*Task details*:
Transcribe the listing word for word.

*Data for this task*:
((

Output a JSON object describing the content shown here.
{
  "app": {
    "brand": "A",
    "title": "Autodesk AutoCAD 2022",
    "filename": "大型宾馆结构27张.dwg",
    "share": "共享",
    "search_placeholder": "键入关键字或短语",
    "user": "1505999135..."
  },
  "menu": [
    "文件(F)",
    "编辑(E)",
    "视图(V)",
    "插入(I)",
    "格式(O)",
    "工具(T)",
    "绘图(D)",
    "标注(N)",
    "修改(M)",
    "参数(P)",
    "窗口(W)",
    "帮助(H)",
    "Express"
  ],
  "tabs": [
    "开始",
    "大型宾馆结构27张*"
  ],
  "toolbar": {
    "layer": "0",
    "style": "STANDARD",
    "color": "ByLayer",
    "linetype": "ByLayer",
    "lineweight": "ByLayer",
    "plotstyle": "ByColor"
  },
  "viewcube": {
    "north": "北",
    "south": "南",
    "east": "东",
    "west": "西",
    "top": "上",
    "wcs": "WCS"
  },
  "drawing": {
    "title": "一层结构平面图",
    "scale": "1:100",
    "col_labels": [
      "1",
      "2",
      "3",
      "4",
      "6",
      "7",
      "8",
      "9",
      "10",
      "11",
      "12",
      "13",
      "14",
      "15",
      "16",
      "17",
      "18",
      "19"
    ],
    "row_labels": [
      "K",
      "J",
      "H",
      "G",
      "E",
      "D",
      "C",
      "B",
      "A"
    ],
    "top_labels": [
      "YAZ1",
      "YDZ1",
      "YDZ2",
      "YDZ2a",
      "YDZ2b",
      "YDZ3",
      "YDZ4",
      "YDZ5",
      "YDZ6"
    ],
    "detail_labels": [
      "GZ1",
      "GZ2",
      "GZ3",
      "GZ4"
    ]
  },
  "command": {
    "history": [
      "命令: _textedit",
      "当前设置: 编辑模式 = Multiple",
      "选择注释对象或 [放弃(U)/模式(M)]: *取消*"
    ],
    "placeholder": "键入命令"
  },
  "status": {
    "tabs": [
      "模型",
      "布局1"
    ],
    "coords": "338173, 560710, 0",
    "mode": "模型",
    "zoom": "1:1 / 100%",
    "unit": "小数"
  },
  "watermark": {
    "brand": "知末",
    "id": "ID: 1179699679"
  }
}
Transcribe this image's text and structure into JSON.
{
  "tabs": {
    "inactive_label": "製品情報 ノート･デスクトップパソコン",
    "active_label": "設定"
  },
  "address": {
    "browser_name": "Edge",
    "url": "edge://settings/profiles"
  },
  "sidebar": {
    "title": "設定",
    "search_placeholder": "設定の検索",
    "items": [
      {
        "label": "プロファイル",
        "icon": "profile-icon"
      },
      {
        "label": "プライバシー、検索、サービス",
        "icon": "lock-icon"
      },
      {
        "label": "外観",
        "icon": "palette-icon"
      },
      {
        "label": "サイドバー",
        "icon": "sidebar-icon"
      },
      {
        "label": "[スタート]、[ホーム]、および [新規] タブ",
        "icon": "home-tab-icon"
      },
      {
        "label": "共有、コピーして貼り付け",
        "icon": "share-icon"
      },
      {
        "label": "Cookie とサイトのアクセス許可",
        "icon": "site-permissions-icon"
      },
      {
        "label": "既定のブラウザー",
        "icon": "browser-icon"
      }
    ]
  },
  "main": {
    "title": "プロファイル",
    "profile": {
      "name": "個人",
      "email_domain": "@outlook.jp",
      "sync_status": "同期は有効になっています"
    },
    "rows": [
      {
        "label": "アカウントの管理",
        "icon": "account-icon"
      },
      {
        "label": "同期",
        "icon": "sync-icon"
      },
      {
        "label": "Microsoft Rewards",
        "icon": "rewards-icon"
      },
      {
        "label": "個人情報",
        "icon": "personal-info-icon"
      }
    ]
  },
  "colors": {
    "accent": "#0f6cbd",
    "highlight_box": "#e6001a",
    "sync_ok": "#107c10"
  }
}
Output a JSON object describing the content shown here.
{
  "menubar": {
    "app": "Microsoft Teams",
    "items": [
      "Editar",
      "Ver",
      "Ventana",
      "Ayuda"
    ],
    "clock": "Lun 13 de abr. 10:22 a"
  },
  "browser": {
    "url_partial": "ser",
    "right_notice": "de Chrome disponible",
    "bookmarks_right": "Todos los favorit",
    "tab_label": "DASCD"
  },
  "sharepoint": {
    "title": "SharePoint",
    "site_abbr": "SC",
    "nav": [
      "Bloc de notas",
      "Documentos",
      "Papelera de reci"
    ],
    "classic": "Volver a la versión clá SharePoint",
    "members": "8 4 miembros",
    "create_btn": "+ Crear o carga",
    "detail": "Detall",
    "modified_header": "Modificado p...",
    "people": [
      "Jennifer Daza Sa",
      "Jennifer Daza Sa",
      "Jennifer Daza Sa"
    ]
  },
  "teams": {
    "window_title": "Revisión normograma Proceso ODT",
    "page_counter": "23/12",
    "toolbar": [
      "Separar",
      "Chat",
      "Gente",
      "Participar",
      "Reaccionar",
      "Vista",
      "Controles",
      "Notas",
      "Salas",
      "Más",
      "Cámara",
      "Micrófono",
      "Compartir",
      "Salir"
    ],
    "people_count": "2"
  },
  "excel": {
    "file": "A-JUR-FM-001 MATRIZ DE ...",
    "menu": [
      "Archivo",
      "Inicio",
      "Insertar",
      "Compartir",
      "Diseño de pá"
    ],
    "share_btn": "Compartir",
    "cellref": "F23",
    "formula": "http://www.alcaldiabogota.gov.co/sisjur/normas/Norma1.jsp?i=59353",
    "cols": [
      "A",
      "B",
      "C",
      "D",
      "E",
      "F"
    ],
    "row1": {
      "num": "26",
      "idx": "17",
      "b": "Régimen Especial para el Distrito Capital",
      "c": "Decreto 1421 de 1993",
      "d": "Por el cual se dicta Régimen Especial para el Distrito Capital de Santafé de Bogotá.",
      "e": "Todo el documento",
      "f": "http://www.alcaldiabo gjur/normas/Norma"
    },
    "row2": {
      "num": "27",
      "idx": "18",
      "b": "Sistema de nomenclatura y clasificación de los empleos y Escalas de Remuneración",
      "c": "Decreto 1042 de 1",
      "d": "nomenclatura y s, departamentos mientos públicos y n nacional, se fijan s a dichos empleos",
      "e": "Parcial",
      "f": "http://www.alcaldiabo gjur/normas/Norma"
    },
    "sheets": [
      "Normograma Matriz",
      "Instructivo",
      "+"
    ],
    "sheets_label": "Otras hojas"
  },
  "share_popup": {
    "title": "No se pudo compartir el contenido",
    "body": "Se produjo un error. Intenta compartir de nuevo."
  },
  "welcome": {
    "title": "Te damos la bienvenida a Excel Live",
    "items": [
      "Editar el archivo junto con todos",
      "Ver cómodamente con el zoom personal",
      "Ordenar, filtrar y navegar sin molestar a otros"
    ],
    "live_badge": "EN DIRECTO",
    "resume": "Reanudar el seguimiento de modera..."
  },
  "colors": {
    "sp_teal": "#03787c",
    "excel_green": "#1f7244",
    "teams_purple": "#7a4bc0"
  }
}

))

*Answer*:
Output a JSON object describing the content shown here.
{
  "app": {
    "brand": "A",
    "title": "Autodesk AutoCAD 2022",
    "filename": "大型宾馆结构27张.dwg",
    "share": "共享",
    "search_placeholder": "键入关键字或短语",
    "user": "1505999135..."
  },
  "menu": [
    "文件(F)",
    "编辑(E)",
    "视图(V)",
    "插入(I)",
    "格式(O)",
    "工具(T)",
    "绘图(D)",
    "标注(N)",
    "修改(M)",
    "参数(P)",
    "窗口(W)",
    "帮助(H)",
    "Express"
  ],
  "tabs": [
    "开始",
    "大型宾馆结构27张*"
  ],
  "toolbar": {
    "layer": "0",
    "style": "STANDARD",
    "color": "ByLayer",
    "linetype": "ByLayer",
    "lineweight": "ByLayer",
    "plotstyle": "ByColor"
  },
  "viewcube": {
    "north": "北",
    "south": "南",
    "east": "东",
    "west": "西",
    "top": "上",
    "wcs": "WCS"
  },
  "drawing": {
    "title": "一层结构平面图",
    "scale": "1:100",
    "col_labels": [
      "1",
      "2",
      "3",
      "4",
      "6",
      "7",
      "8",
      "9",
      "10",
      "11",
      "12",
      "13",
      "14",
      "15",
      "16",
      "17",
      "18",
      "19"
    ],
    "row_labels": [
      "K",
      "J",
      "H",
      "G",
      "E",
      "D",
      "C",
      "B",
      "A"
    ],
    "top_labels": [
      "YAZ1",
      "YDZ1",
      "YDZ2",
      "YDZ2a",
      "YDZ2b",
      "YDZ3",
      "YDZ4",
      "YDZ5",
      "YDZ6"
    ],
    "detail_labels": [
      "GZ1",
      "GZ2",
      "GZ3",
      "GZ4"
    ]
  },
  "command": {
    "history": [
      "命令: _textedit",
      "当前设置: 编辑模式 = Multiple",
      "选择注释对象或 [放弃(U)/模式(M)]: *取消*"
    ],
    "placeholder": "键入命令"
  },
  "status": {
    "tabs": [
      "模型",
      "布局1"
    ],
    "coords": "338173, 560710, 0",
    "mode": "模型",
    "zoom": "1:1 / 100%",
    "unit": "小数"
  },
  "watermark": {
    "brand": "知末",
    "id": "ID: 1179699679"
  }
}
Transcribe this image's text and structure into JSON.
{
  "tabs": {
    "inactive_label": "製品情報 ノート･デスクトップパソコン",
    "active_label": "設定"
  },
  "address": {
    "browser_name": "Edge",
    "url": "edge://settings/profiles"
  },
  "sidebar": {
    "title": "設定",
    "search_placeholder": "設定の検索",
    "items": [
      {
        "label": "プロファイル",
        "icon": "profile-icon"
      },
      {
        "label": "プライバシー、検索、サービス",
        "icon": "lock-icon"
      },
      {
        "label": "外観",
        "icon": "palette-icon"
      },
      {
        "label": "サイドバー",
        "icon": "sidebar-icon"
      },
      {
        "label": "[スタート]、[ホーム]、および [新規] タブ",
        "icon": "home-tab-icon"
      },
      {
        "label": "共有、コピーして貼り付け",
        "icon": "share-icon"
      },
      {
        "label": "Cookie とサイトのアクセス許可",
        "icon": "site-permissions-icon"
      },
      {
        "label": "既定のブラウザー",
        "icon": "browser-icon"
      }
    ]
  },
  "main": {
    "title": "プロファイル",
    "profile": {
      "name": "個人",
      "email_domain": "@outlook.jp",
      "sync_status": "同期は有効になっています"
    },
    "rows": [
      {
        "label": "アカウントの管理",
        "icon": "account-icon"
      },
      {
        "label": "同期",
        "icon": "sync-icon"
      },
      {
        "label": "Microsoft Rewards",
        "icon": "rewards-icon"
      },
      {
        "label": "個人情報",
        "icon": "personal-info-icon"
      }
    ]
  },
  "colors": {
    "accent": "#0f6cbd",
    "highlight_box": "#e6001a",
    "sync_ok": "#107c10"
  }
}
Output a JSON object describing the content shown here.
{
  "menubar": {
    "app": "Microsoft Teams",
    "items": [
      "Editar",
      "Ver",
      "Ventana",
      "Ayuda"
    ],
    "clock": "Lun 13 de abr. 10:22 a"
  },
  "browser": {
    "url_partial": "ser",
    "right_notice": "de Chrome disponible",
    "bookmarks_right": "Todos los favorit",
    "tab_label": "DASCD"
  },
  "sharepoint": {
    "title": "SharePoint",
    "site_abbr": "SC",
    "nav": [
      "Bloc de notas",
      "Documentos",
      "Papelera de reci"
    ],
    "classic": "Volver a la versión clá SharePoint",
    "members": "8 4 miembros",
    "create_btn": "+ Crear o carga",
    "detail": "Detall",
    "modified_header": "Modificado p...",
    "people": [
      "Jennifer Daza Sa",
      "Jennifer Daza Sa",
      "Jennifer Daza Sa"
    ]
  },
  "teams": {
    "window_title": "Revisión normograma Proceso ODT",
    "page_counter": "23/12",
    "toolbar": [
      "Separar",
      "Chat",
      "Gente",
      "Participar",
      "Reaccionar",
      "Vista",
      "Controles",
      "Notas",
      "Salas",
      "Más",
      "Cámara",
      "Micrófono",
      "Compartir",
      "Salir"
    ],
    "people_count": "2"
  },
  "excel": {
    "file": "A-JUR-FM-001 MATRIZ DE ...",
    "menu": [
      "Archivo",
      "Inicio",
      "Insertar",
      "Compartir",
      "Diseño de pá"
    ],
    "share_btn": "Compartir",
    "cellref": "F23",
    "formula": "http://www.alcaldiabogota.gov.co/sisjur/normas/Norma1.jsp?i=59353",
    "cols": [
      "A",
      "B",
      "C",
      "D",
      "E",
      "F"
    ],
    "row1": {
      "num": "26",
      "idx": "17",
      "b": "Régimen Especial para el Distrito Capital",
      "c": "Decreto 1421 de 1993",
      "d": "Por el cual se dicta Régimen Especial para el Distrito Capital de Santafé de Bogotá.",
      "e": "Todo el documento",
      "f": "http://www.alcaldiabo gjur/normas/Norma"
    },
    "row2": {
      "num": "27",
      "idx": "18",
      "b": "Sistema de nomenclatura y clasificación de los empleos y Escalas de Remuneración",
      "c": "Decreto 1042 de 1",
      "d": "nomenclatura y s, departamentos mientos públicos y n nacional, se fijan s a dichos empleos",
      "e": "Parcial",
      "f": "http://www.alcaldiabo gjur/normas/Norma"
    },
    "sheets": [
      "Normograma Matriz",
      "Instructivo",
      "+"
    ],
    "sheets_label": "Otras hojas"
  },
  "share_popup": {
    "title": "No se pudo compartir el contenido",
    "body": "Se produjo un error. Intenta compartir de nuevo."
  },
  "welcome": {
    "title": "Te damos la bienvenida a Excel Live",
    "items": [
      "Editar el archivo junto con todos",
      "Ver cómodamente con el zoom personal",
      "Ordenar, filtrar y navegar sin molestar a otros"
    ],
    "live_badge": "EN DIRECTO",
    "resume": "Reanudar el seguimiento de modera..."
  },
  "colors": {
    "sp_teal": "#03787c",
    "excel_green": "#1f7244",
    "teams_purple": "#7a4bc0"
  }
}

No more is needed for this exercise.